Read the material below and count the lines holding the string "nascita". Give that count with nothing added.

Stored data:
────────

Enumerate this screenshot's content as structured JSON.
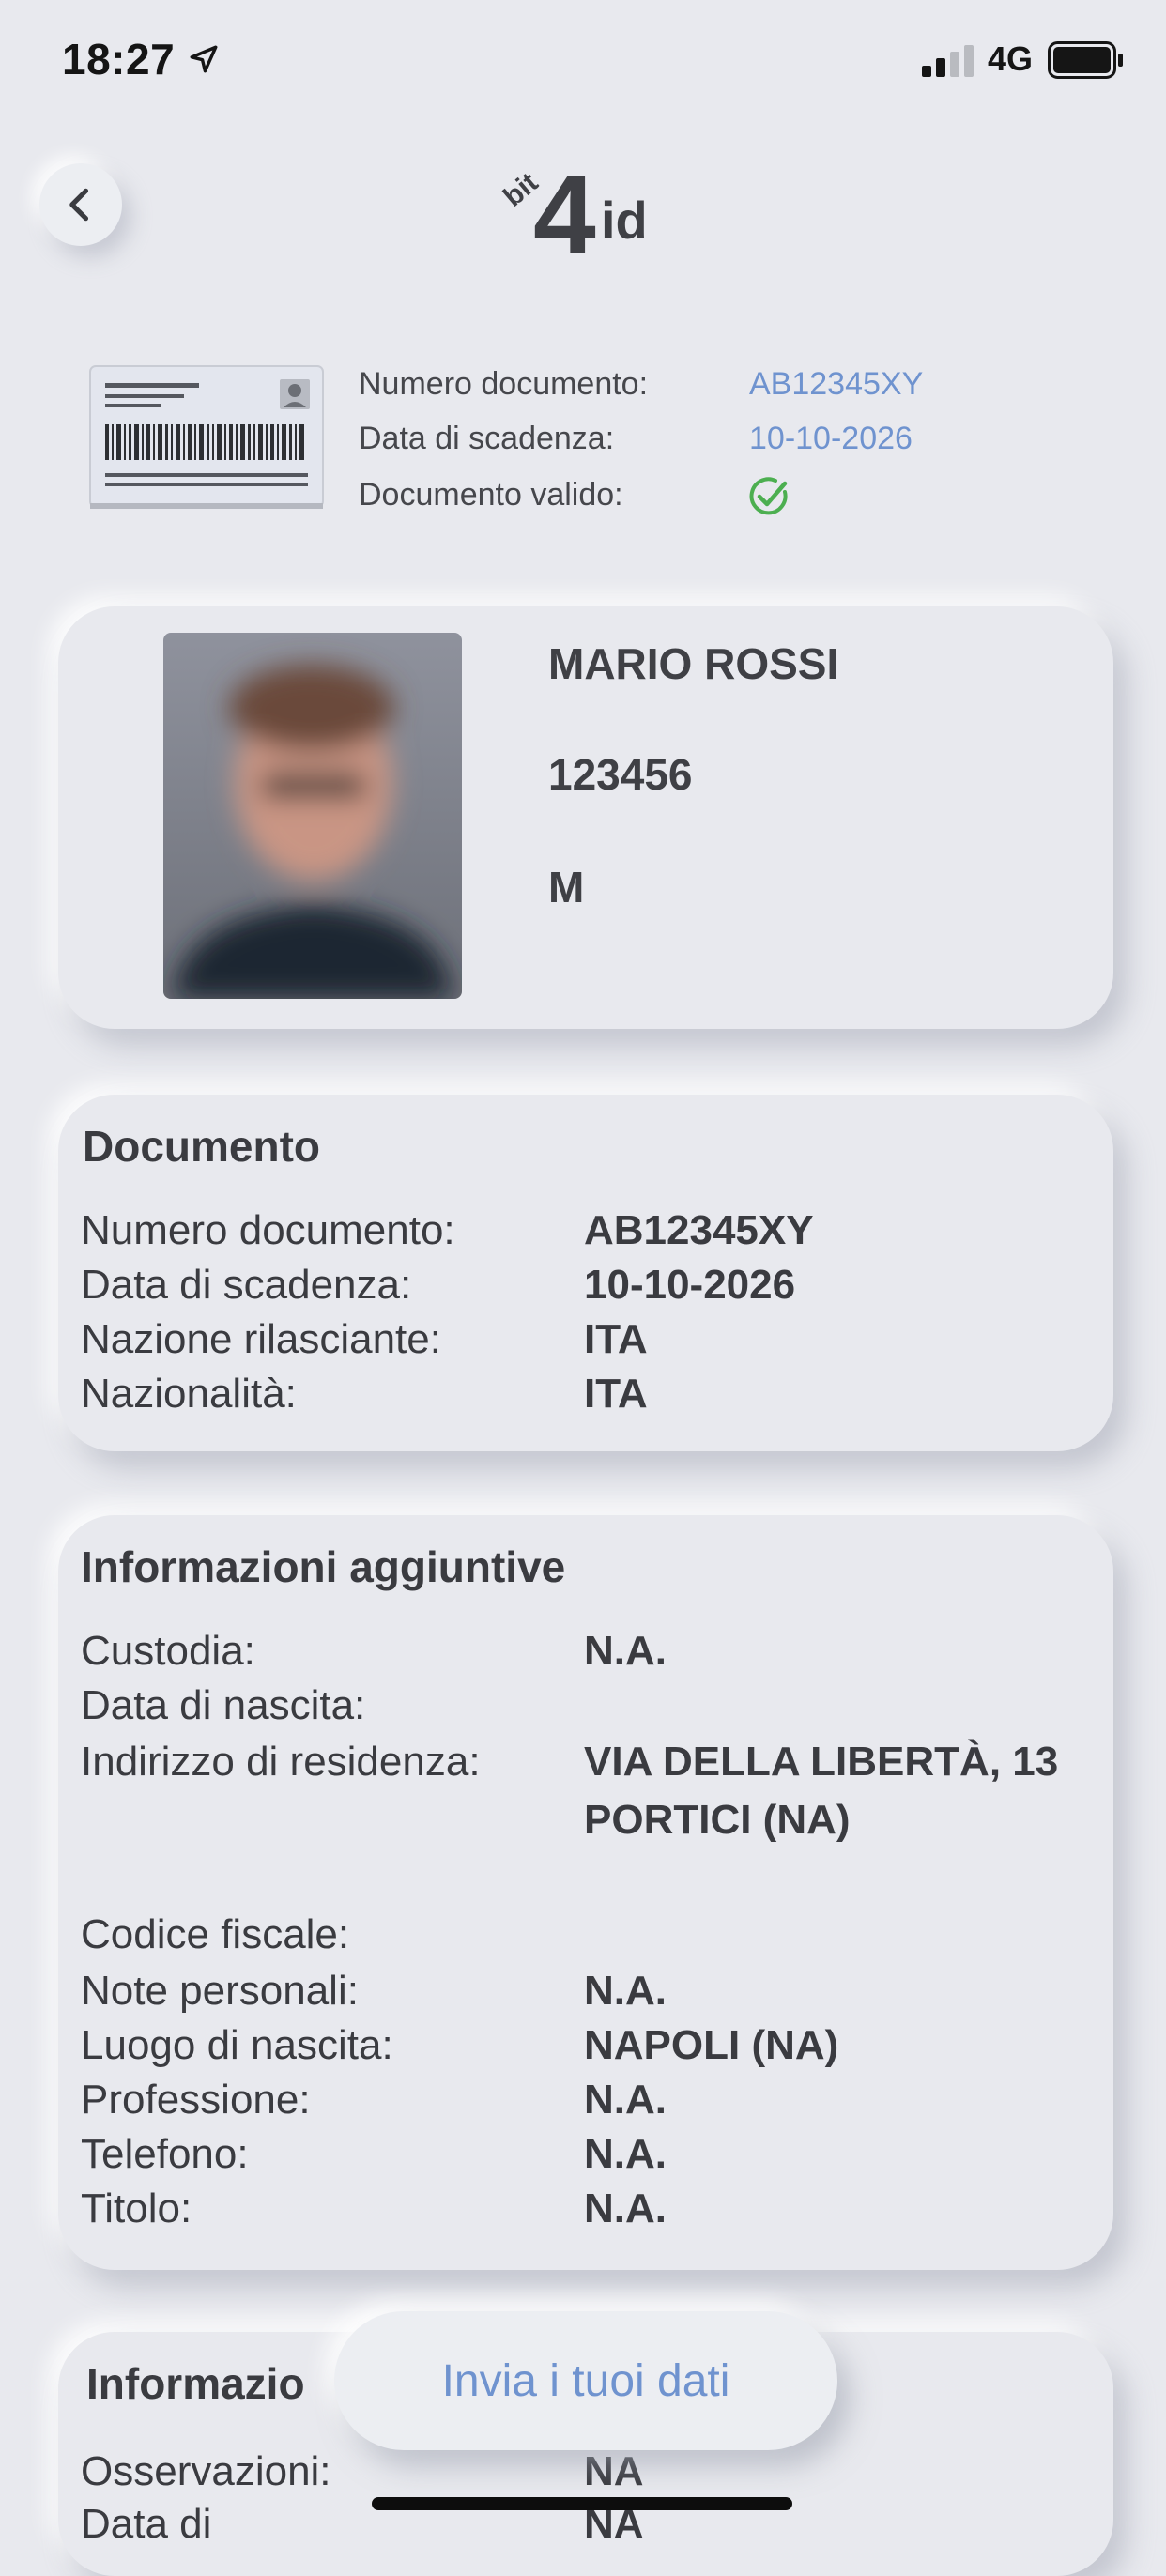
{
  "status_bar": {
    "time": "18:27",
    "network": "4G"
  },
  "header": {
    "logo_text_small": "bit",
    "logo_text_big": "4",
    "logo_text_id": "id"
  },
  "summary": {
    "items": [
      {
        "label": "Numero documento:",
        "value": "AB12345XY"
      },
      {
        "label": "Data di scadenza:",
        "value": "10-10-2026"
      },
      {
        "label": "Documento valido:",
        "value": ""
      }
    ]
  },
  "profile": {
    "name": "MARIO ROSSI",
    "number": "123456",
    "sex": "M"
  },
  "documento": {
    "title": "Documento",
    "rows": [
      {
        "label": "Numero documento:",
        "value": "AB12345XY"
      },
      {
        "label": "Data di scadenza:",
        "value": "10-10-2026"
      },
      {
        "label": "Nazione rilasciante:",
        "value": "ITA"
      },
      {
        "label": "Nazionalità:",
        "value": "ITA"
      }
    ]
  },
  "info": {
    "title": "Informazioni aggiuntive",
    "rows": [
      {
        "label": "Custodia:",
        "value": "N.A."
      },
      {
        "label": "Data di nascita:",
        "value": ""
      },
      {
        "label": "Indirizzo di residenza:",
        "value": "VIA DELLA LIBERTÀ, 13",
        "value2": "PORTICI (NA)"
      },
      {
        "label": "Codice fiscale:",
        "value": ""
      },
      {
        "label": "Note personali:",
        "value": "N.A."
      },
      {
        "label": "Luogo di nascita:",
        "value": "NAPOLI (NA)"
      },
      {
        "label": "Professione:",
        "value": "N.A."
      },
      {
        "label": "Telefono:",
        "value": "N.A."
      },
      {
        "label": "Titolo:",
        "value": "N.A."
      }
    ]
  },
  "bottom_card": {
    "title": "Informazio",
    "rows": [
      {
        "label": "Osservazioni:",
        "value": "NA"
      },
      {
        "label": "Data di",
        "value": "NA"
      }
    ]
  },
  "fab": {
    "label": "Invia i tuoi dati"
  },
  "colors": {
    "accent": "#6f93cf",
    "valid_green": "#4caf50",
    "background": "#e8e9ee"
  }
}
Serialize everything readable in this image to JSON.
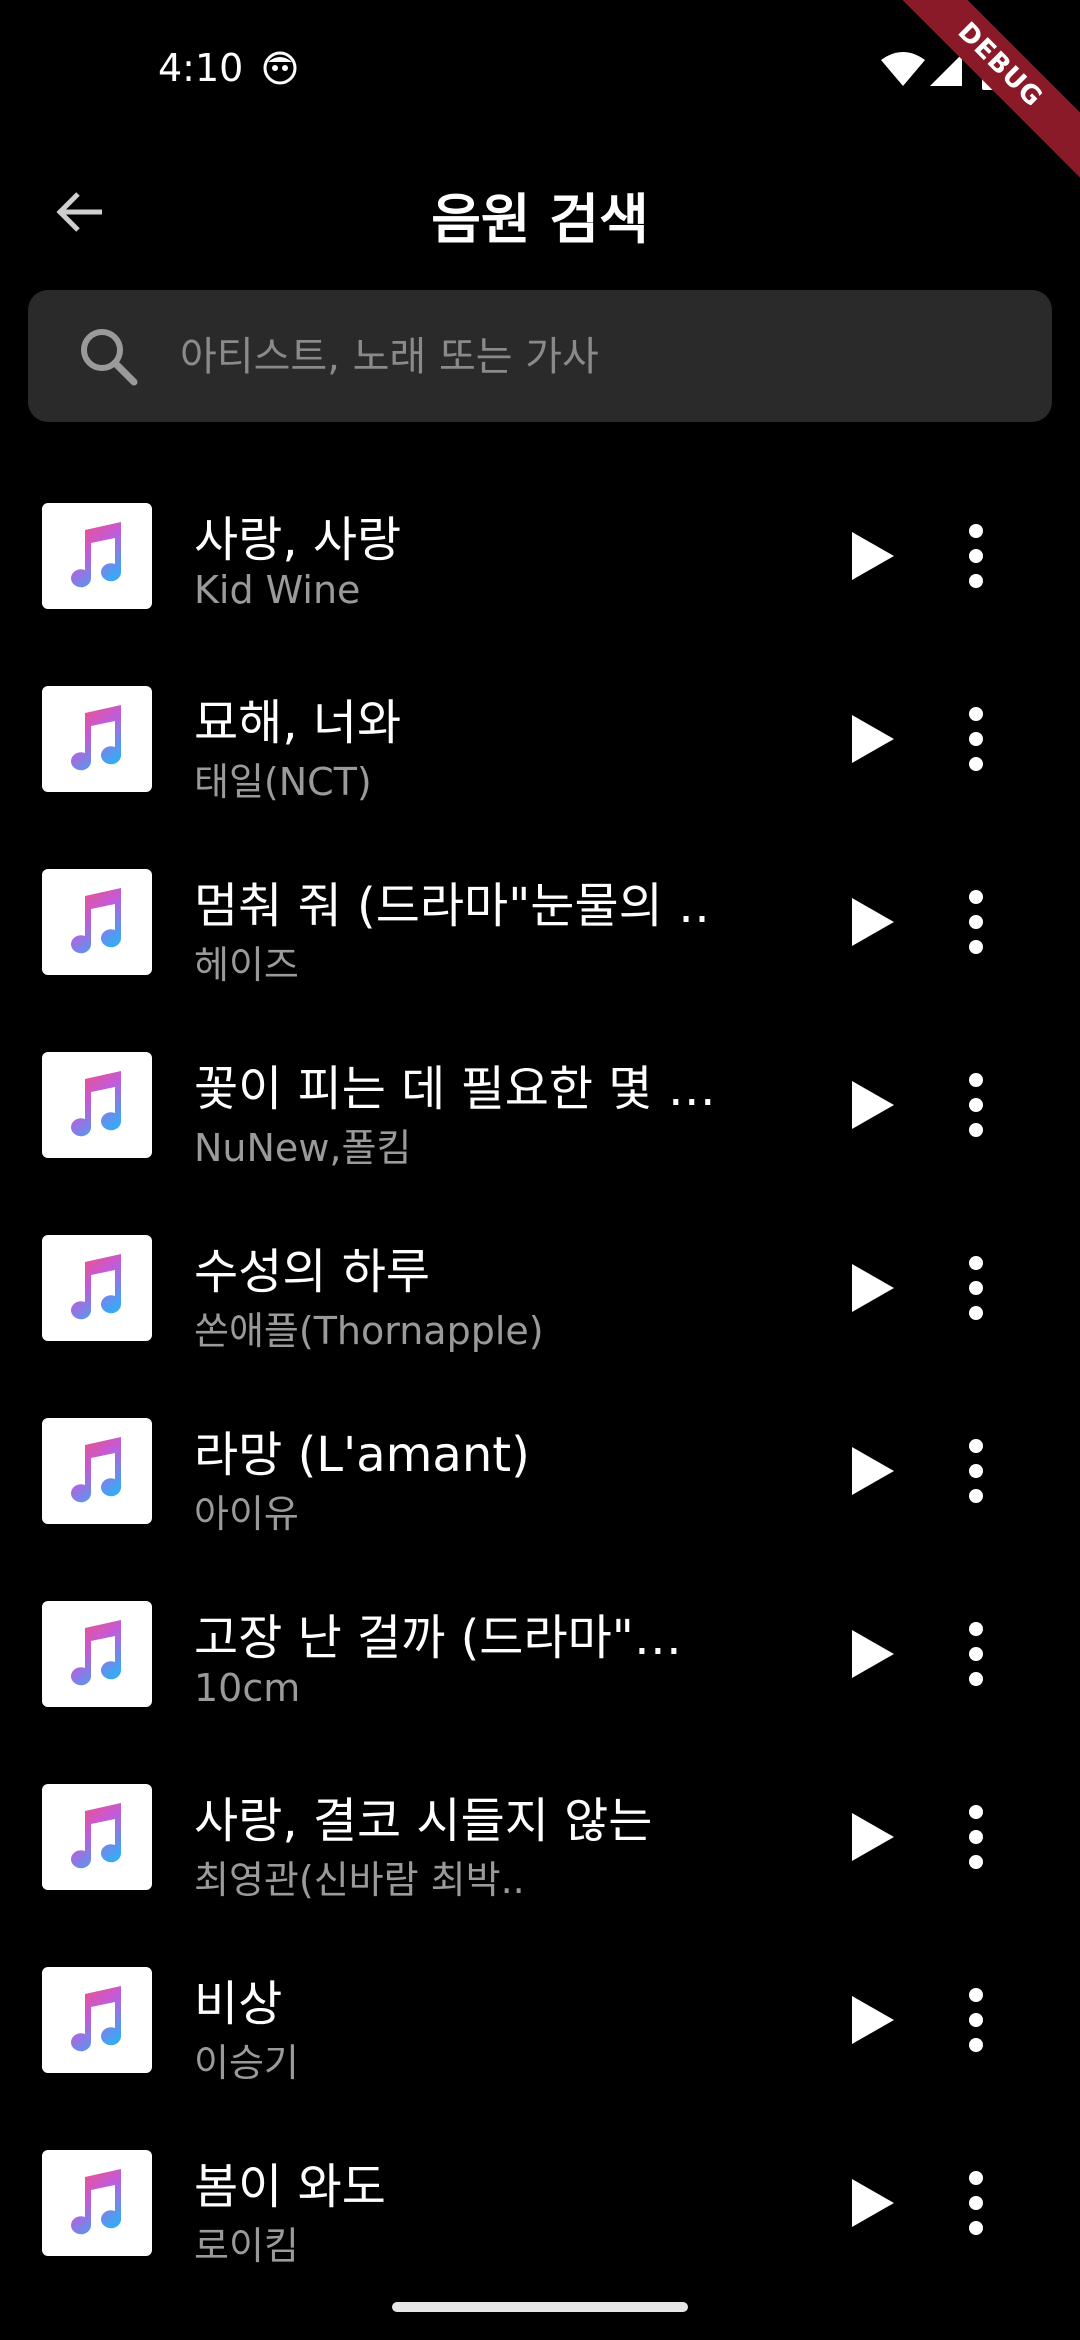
{
  "status_bar": {
    "time": "4:10",
    "debug_label": "DEBUG"
  },
  "header": {
    "title": "음원 검색",
    "back_icon": "arrow-left-icon"
  },
  "search": {
    "placeholder": "아티스트, 노래 또는 가사",
    "value": "",
    "icon": "search-icon"
  },
  "colors": {
    "background": "#000000",
    "search_bg": "#2a2a2a",
    "secondary_text": "#9a9a9a",
    "debug_ribbon": "#8a1a28"
  },
  "songs": [
    {
      "title": "사랑, 사랑",
      "artist": "Kid Wine"
    },
    {
      "title": "묘해, 너와",
      "artist": "태일(NCT)"
    },
    {
      "title": "멈춰 줘 (드라마\"눈물의 …",
      "artist": "헤이즈"
    },
    {
      "title": "꽃이 피는 데 필요한 몇 …",
      "artist": "NuNew,폴킴"
    },
    {
      "title": "수성의 하루",
      "artist": "쏜애플(Thornapple)"
    },
    {
      "title": "라망 (L'amant)",
      "artist": "아이유"
    },
    {
      "title": "고장 난 걸까 (드라마\"…",
      "artist": "10cm"
    },
    {
      "title": "사랑, 결코 시들지 않는",
      "artist": "최영관(신바람 최박.."
    },
    {
      "title": "비상",
      "artist": "이승기"
    },
    {
      "title": "봄이 와도",
      "artist": "로이킴"
    }
  ]
}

────────

» Correct response: 2